━━━ Source material ━━━

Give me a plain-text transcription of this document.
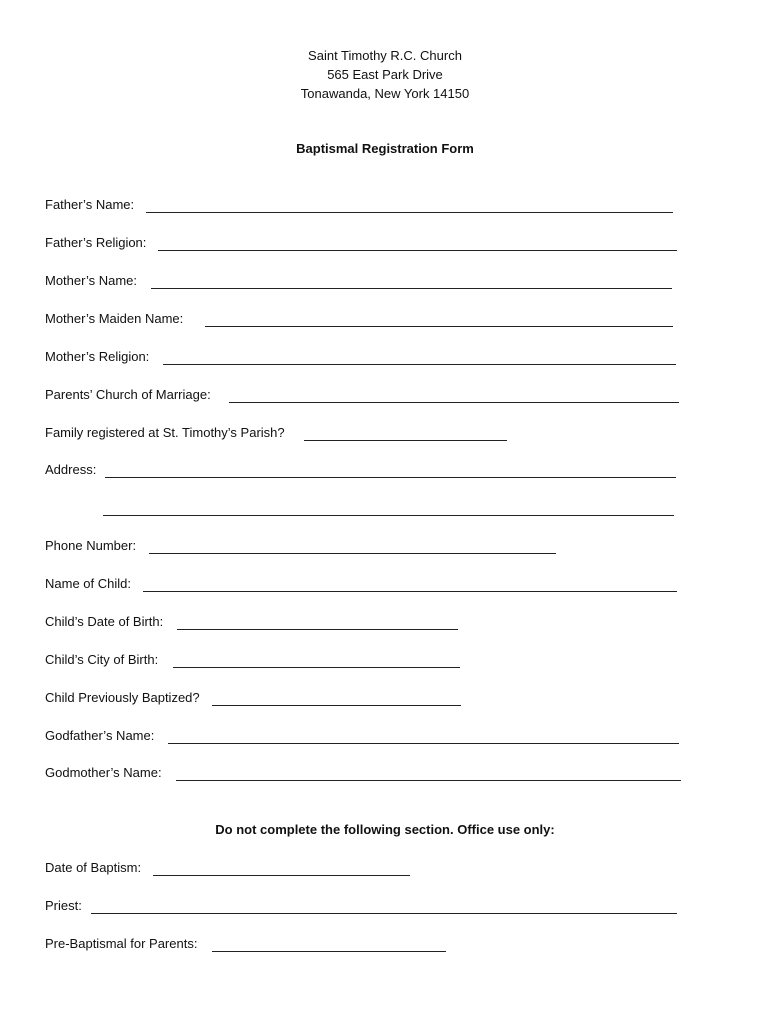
Saint Timothy R.C. Church
565 East Park Drive
Tonawanda, New York 14150
Baptismal Registration Form
Father’s Name:
Father’s Religion:
Mother’s Name:
Mother’s Maiden Name:
Mother’s Religion:
Parents’ Church of Marriage:
Family registered at St. Timothy’s Parish?
Address:
Phone Number:
Name of Child:
Child’s Date of Birth:
Child’s City of Birth:
Child Previously Baptized?
Godfather’s Name:
Godmother’s Name:
Do not complete the following section. Office use only:
Date of Baptism:
Priest:
Pre-Baptismal for Parents:
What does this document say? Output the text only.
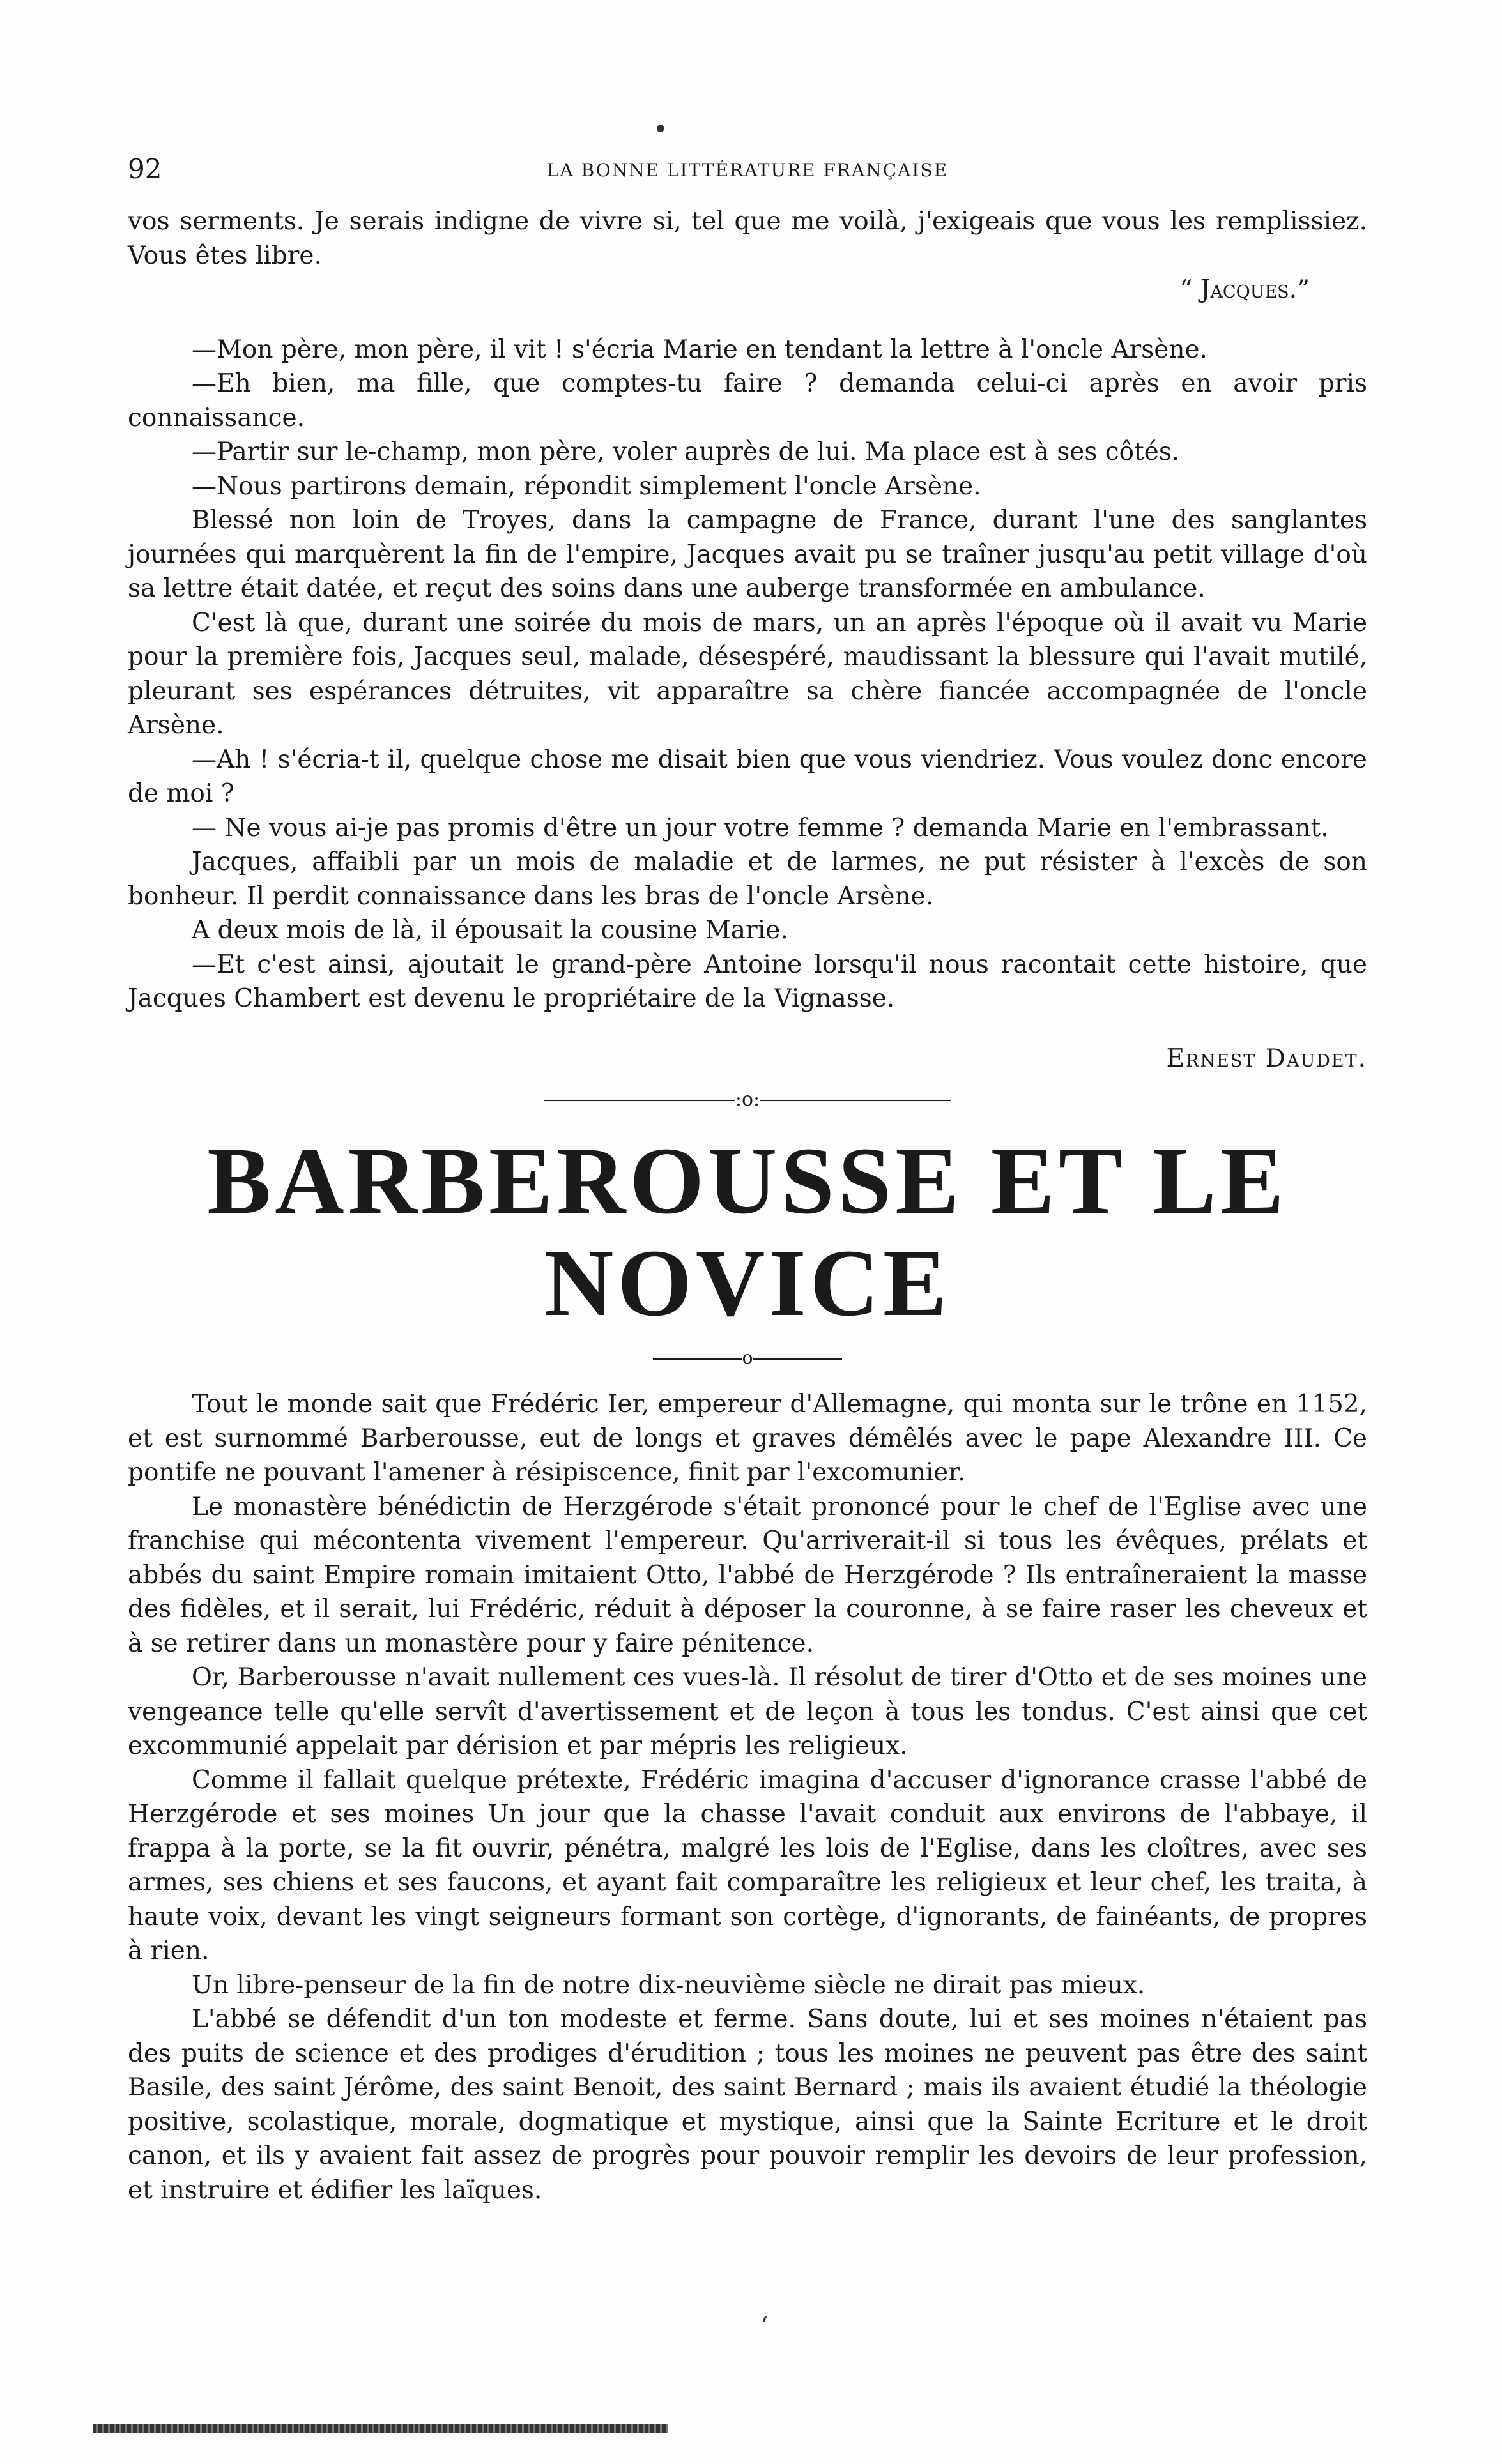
•
92	LA BONNE LITTÉRATURE FRANÇAISE

vos serments. Je serais indigne de vivre si, tel que me voilà, j'exigeais que vous les remplissiez. Vous êtes libre.

“ Jacques.”

—Mon père, mon père, il vit ! s'écria Marie en tendant la lettre à l'oncle Arsène.

—Eh bien, ma fille, que comptes-tu faire ? demanda celui-ci après en avoir pris connaissance.

—Partir sur le-champ, mon père, voler auprès de lui. Ma place est à ses côtés.

—Nous partirons demain, répondit simplement l'oncle Arsène.

Blessé non loin de Troyes, dans la campagne de France, durant l'une des sanglantes journées qui marquèrent la fin de l'empire, Jacques avait pu se traîner jusqu'au petit village d'où sa lettre était datée, et reçut des soins dans une auberge transformée en ambulance.

C'est là que, durant une soirée du mois de mars, un an après l'époque où il avait vu Marie pour la première fois, Jacques seul, malade, désespéré, maudissant la blessure qui l'avait mutilé, pleurant ses espérances détruites, vit apparaître sa chère fiancée accompagnée de l'oncle Arsène.

—Ah ! s'écria-t il, quelque chose me disait bien que vous viendriez. Vous voulez donc encore de moi ?

— Ne vous ai-je pas promis d'être un jour votre femme ? demanda Marie en l'embrassant.

Jacques, affaibli par un mois de maladie et de larmes, ne put résister à l'excès de son bonheur. Il perdit connaissance dans les bras de l'oncle Arsène.

A deux mois de là, il épousait la cousine Marie.

—Et c'est ainsi, ajoutait le grand-père Antoine lorsqu'il nous racontait cette histoire, que Jacques Chambert est devenu le propriétaire de la Vignasse.

Ernest Daudet.

:o:
BARBEROUSSE ET LE NOVICE
o

Tout le monde sait que Frédéric Ier, empereur d'Allemagne, qui monta sur le trône en 1152, et est surnommé Barberousse, eut de longs et graves démêlés avec le pape Alexandre III. Ce pontife ne pouvant l'amener à résipiscence, finit par l'excomunier.

Le monastère bénédictin de Herzgérode s'était prononcé pour le chef de l'Eglise avec une franchise qui mécontenta vivement l'empereur. Qu'arriverait-il si tous les évêques, prélats et abbés du saint Empire romain imitaient Otto, l'abbé de Herzgérode ? Ils entraîneraient la masse des fidèles, et il serait, lui Frédéric, réduit à déposer la couronne, à se faire raser les cheveux et à se retirer dans un monastère pour y faire pénitence.

Or, Barberousse n'avait nullement ces vues-là. Il résolut de tirer d'Otto et de ses moines une vengeance telle qu'elle servît d'avertissement et de leçon à tous les tondus. C'est ainsi que cet excommunié appelait par dérision et par mépris les religieux.

Comme il fallait quelque prétexte, Frédéric imagina d'accuser d'ignorance crasse l'abbé de Herzgérode et ses moines Un jour que la chasse l'avait conduit aux environs de l'abbaye, il frappa à la porte, se la fit ouvrir, pénétra, malgré les lois de l'Eglise, dans les cloîtres, avec ses armes, ses chiens et ses faucons, et ayant fait comparaître les religieux et leur chef, les traita, à haute voix, devant les vingt seigneurs formant son cortège, d'ignorants, de fainéants, de propres à rien.

Un libre-penseur de la fin de notre dix-neuvième siècle ne dirait pas mieux.

L'abbé se défendit d'un ton modeste et ferme. Sans doute, lui et ses moines n'étaient pas des puits de science et des prodiges d'érudition ; tous les moines ne peuvent pas être des saint Basile, des saint Jérôme, des saint Benoit, des saint Bernard ; mais ils avaient étudié la théologie positive, scolastique, morale, dogmatique et mystique, ainsi que la Sainte Ecriture et le droit canon, et ils y avaient fait assez de progrès pour pouvoir remplir les devoirs de leur profession, et instruire et édifier les laïques.

ʻ
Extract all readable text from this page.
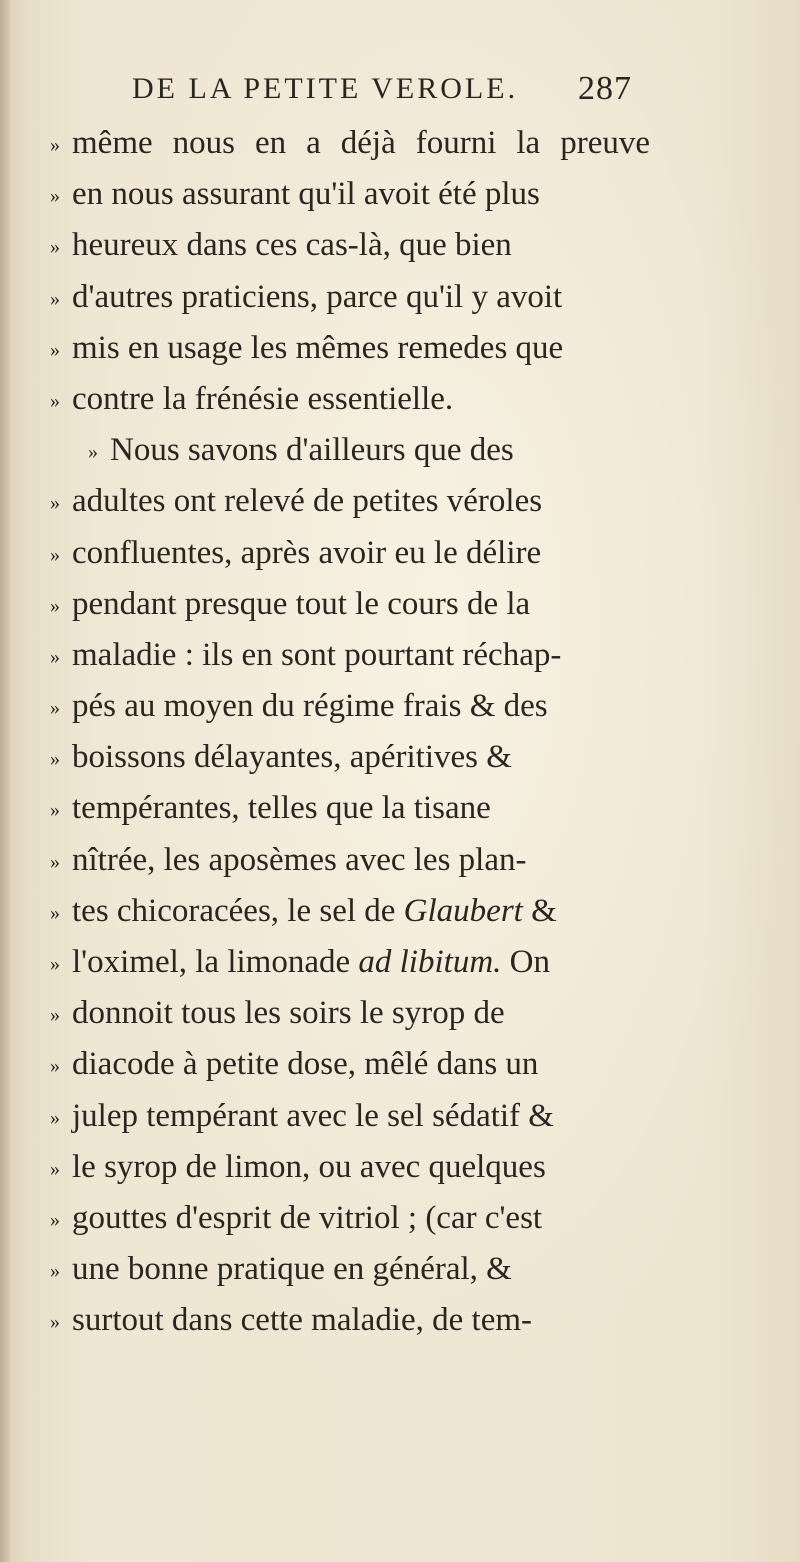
DE LA PETITE VEROLE. 287
» même nous en a déjà fourni la preuve
» en nous assurant qu'il avoit été plus
» heureux dans ces cas-là, que bien
» d'autres praticiens, parce qu'il y avoit
» mis en usage les mêmes remedes que
» contre la frénésie essentielle.
» Nous savons d'ailleurs que des
» adultes ont relevé de petites véroles
» confluentes, après avoir eu le délire
» pendant presque tout le cours de la
» maladie : ils en sont pourtant réchap-
» pés au moyen du régime frais & des
» boissons délayantes, apéritives &
» tempérantes, telles que la tisane
» nîtrée, les aposèmes avec les plan-
» tes chicoracées, le sel de Glaubert &
» l'oximel, la limonade ad libitum. On
» donnoit tous les soirs le syrop de
» diacode à petite dose, mêlé dans un
» julep tempérant avec le sel sédatif &
» le syrop de limon, ou avec quelques
» gouttes d'esprit de vitriol ; (car c'est
» une bonne pratique en général, &
» surtout dans cette maladie, de tem-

━━━

[Direction]
Without the pictures, restate all the entries above exactly.

[Solution to the problem]
Give me a plain-text transcription of this document.
Saint Timothy R.C. Church
565 East Park Drive
Tonawanda, New York 14150
Baptismal Registration Form
Father’s Name:
Father’s Religion:
Mother’s Name:
Mother’s Maiden Name:
Mother’s Religion:
Parents’ Church of Marriage:
Family registered at St. Timothy’s Parish?
Address:
Phone Number:
Name of Child:
Child’s Date of Birth:
Child’s City of Birth:
Child Previously Baptized?
Godfather’s Name:
Godmother’s Name:
Do not complete the following section. Office use only:
Date of Baptism:
Priest:
Pre-Baptismal for Parents:
What does this document say? Output the text only.
•
92	LA BONNE LITTÉRATURE FRANÇAISE

vos serments. Je serais indigne de vivre si, tel que me voilà, j'exigeais que vous les remplissiez. Vous êtes libre.

“ Jacques.”

—Mon père, mon père, il vit ! s'écria Marie en tendant la lettre à l'oncle Arsène.

—Eh bien, ma fille, que comptes-tu faire ? demanda celui-ci après en avoir pris connaissance.

—Partir sur le-champ, mon père, voler auprès de lui. Ma place est à ses côtés.

—Nous partirons demain, répondit simplement l'oncle Arsène.

Blessé non loin de Troyes, dans la campagne de France, durant l'une des sanglantes journées qui marquèrent la fin de l'empire, Jacques avait pu se traîner jusqu'au petit village d'où sa lettre était datée, et reçut des soins dans une auberge transformée en ambulance.

C'est là que, durant une soirée du mois de mars, un an après l'époque où il avait vu Marie pour la première fois, Jacques seul, malade, désespéré, maudissant la blessure qui l'avait mutilé, pleurant ses espérances détruites, vit apparaître sa chère fiancée accompagnée de l'oncle Arsène.

—Ah ! s'écria-t il, quelque chose me disait bien que vous viendriez. Vous voulez donc encore de moi ?

— Ne vous ai-je pas promis d'être un jour votre femme ? demanda Marie en l'embrassant.

Jacques, affaibli par un mois de maladie et de larmes, ne put résister à l'excès de son bonheur. Il perdit connaissance dans les bras de l'oncle Arsène.

A deux mois de là, il épousait la cousine Marie.

—Et c'est ainsi, ajoutait le grand-père Antoine lorsqu'il nous racontait cette histoire, que Jacques Chambert est devenu le propriétaire de la Vignasse.

Ernest Daudet.

:o:
BARBEROUSSE ET LE NOVICE
o

Tout le monde sait que Frédéric Ier, empereur d'Allemagne, qui monta sur le trône en 1152, et est surnommé Barberousse, eut de longs et graves démêlés avec le pape Alexandre III. Ce pontife ne pouvant l'amener à résipiscence, finit par l'excomunier.

Le monastère bénédictin de Herzgérode s'était prononcé pour le chef de l'Eglise avec une franchise qui mécontenta vivement l'empereur. Qu'arriverait-il si tous les évêques, prélats et abbés du saint Empire romain imitaient Otto, l'abbé de Herzgérode ? Ils entraîneraient la masse des fidèles, et il serait, lui Frédéric, réduit à déposer la couronne, à se faire raser les cheveux et à se retirer dans un monastère pour y faire pénitence.

Or, Barberousse n'avait nullement ces vues-là. Il résolut de tirer d'Otto et de ses moines une vengeance telle qu'elle servît d'avertissement et de leçon à tous les tondus. C'est ainsi que cet excommunié appelait par dérision et par mépris les religieux.

Comme il fallait quelque prétexte, Frédéric imagina d'accuser d'ignorance crasse l'abbé de Herzgérode et ses moines Un jour que la chasse l'avait conduit aux environs de l'abbaye, il frappa à la porte, se la fit ouvrir, pénétra, malgré les lois de l'Eglise, dans les cloîtres, avec ses armes, ses chiens et ses faucons, et ayant fait comparaître les religieux et leur chef, les traita, à haute voix, devant les vingt seigneurs formant son cortège, d'ignorants, de fainéants, de propres à rien.

Un libre-penseur de la fin de notre dix-neuvième siècle ne dirait pas mieux.

L'abbé se défendit d'un ton modeste et ferme. Sans doute, lui et ses moines n'étaient pas des puits de science et des prodiges d'érudition ; tous les moines ne peuvent pas être des saint Basile, des saint Jérôme, des saint Benoit, des saint Bernard ; mais ils avaient étudié la théologie positive, scolastique, morale, dogmatique et mystique, ainsi que la Sainte Ecriture et le droit canon, et ils y avaient fait assez de progrès pour pouvoir remplir les devoirs de leur profession, et instruire et édifier les laïques.

ʻ
Extract all readable text from this page.
DE LA PETITE VEROLE. 287
» même nous en a déjà fourni la preuve
» en nous assurant qu'il avoit été plus
» heureux dans ces cas-là, que bien
» d'autres praticiens, parce qu'il y avoit
» mis en usage les mêmes remedes que
» contre la frénésie essentielle.
» Nous savons d'ailleurs que des
» adultes ont relevé de petites véroles
» confluentes, après avoir eu le délire
» pendant presque tout le cours de la
» maladie : ils en sont pourtant réchap-
» pés au moyen du régime frais & des
» boissons délayantes, apéritives &
» tempérantes, telles que la tisane
» nîtrée, les aposèmes avec les plan-
» tes chicoracées, le sel de Glaubert &
» l'oximel, la limonade ad libitum. On
» donnoit tous les soirs le syrop de
» diacode à petite dose, mêlé dans un
» julep tempérant avec le sel sédatif &
» le syrop de limon, ou avec quelques
» gouttes d'esprit de vitriol ; (car c'est
» une bonne pratique en général, &
» surtout dans cette maladie, de tem-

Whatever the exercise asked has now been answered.